Start of Data for the task
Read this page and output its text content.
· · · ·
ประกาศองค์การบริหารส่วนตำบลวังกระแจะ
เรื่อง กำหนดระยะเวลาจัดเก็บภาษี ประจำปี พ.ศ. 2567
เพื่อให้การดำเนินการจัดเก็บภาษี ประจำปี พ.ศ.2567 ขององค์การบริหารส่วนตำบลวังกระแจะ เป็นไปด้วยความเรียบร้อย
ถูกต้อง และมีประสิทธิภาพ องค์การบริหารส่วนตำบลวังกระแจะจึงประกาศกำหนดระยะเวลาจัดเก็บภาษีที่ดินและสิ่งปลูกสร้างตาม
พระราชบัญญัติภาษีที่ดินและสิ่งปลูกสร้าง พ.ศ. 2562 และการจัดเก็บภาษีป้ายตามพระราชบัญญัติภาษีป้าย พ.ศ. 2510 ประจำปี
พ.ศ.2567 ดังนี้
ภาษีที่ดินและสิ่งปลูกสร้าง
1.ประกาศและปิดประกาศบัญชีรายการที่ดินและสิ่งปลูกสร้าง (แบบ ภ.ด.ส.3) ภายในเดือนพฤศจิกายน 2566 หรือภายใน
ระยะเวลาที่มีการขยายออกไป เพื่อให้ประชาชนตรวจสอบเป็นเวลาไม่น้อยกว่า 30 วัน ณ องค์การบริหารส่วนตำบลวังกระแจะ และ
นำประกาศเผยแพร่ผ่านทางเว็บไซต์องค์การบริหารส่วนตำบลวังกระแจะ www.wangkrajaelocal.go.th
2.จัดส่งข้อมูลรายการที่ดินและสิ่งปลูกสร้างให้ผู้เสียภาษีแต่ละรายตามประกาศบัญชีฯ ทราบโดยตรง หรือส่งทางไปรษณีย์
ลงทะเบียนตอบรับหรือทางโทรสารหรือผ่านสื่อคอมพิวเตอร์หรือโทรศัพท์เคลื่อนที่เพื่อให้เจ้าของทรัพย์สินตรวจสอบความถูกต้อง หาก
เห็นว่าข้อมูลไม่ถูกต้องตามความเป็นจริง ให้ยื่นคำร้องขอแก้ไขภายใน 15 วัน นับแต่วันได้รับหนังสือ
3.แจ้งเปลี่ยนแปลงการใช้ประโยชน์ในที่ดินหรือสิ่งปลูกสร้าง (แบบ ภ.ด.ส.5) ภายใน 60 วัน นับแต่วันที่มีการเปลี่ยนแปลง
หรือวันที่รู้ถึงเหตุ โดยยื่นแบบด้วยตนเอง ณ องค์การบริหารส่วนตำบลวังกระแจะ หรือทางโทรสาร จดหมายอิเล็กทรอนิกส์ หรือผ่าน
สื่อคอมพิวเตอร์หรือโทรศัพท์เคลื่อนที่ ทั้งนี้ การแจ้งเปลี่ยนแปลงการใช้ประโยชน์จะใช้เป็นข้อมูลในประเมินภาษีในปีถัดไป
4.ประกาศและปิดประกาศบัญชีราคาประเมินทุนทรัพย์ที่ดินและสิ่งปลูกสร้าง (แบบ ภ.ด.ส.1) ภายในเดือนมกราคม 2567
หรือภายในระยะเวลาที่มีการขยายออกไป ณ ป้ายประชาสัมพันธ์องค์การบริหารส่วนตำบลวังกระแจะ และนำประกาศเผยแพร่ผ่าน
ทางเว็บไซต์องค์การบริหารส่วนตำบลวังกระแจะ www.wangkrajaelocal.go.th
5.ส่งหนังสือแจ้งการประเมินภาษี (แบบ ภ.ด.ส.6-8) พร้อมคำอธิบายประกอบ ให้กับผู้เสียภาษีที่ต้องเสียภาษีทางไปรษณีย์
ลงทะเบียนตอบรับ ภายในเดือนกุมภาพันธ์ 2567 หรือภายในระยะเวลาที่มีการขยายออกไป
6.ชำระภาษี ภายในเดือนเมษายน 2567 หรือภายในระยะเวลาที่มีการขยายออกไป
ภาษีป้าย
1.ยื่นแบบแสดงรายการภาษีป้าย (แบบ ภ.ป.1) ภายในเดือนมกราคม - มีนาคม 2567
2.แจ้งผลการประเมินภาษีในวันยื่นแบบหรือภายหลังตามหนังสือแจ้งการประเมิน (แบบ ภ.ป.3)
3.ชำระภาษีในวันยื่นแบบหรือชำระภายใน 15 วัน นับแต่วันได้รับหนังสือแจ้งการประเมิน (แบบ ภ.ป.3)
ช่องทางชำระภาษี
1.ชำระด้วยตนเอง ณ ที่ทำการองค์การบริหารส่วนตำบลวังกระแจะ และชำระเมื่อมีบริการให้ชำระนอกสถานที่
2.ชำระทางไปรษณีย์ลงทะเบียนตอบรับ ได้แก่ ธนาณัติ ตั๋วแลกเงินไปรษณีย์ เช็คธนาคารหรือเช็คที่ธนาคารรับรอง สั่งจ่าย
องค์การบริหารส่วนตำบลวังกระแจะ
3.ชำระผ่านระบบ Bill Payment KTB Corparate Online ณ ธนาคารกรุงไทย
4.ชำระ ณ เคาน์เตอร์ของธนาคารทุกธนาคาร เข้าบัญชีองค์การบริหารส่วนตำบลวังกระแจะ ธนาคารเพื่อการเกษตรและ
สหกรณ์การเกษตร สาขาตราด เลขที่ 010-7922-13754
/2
End of Data for the task
Required work ▸
Tally the lines in the entries above that hold the word "นและส". Reply with nothing but that count.

Solved problem ▸
6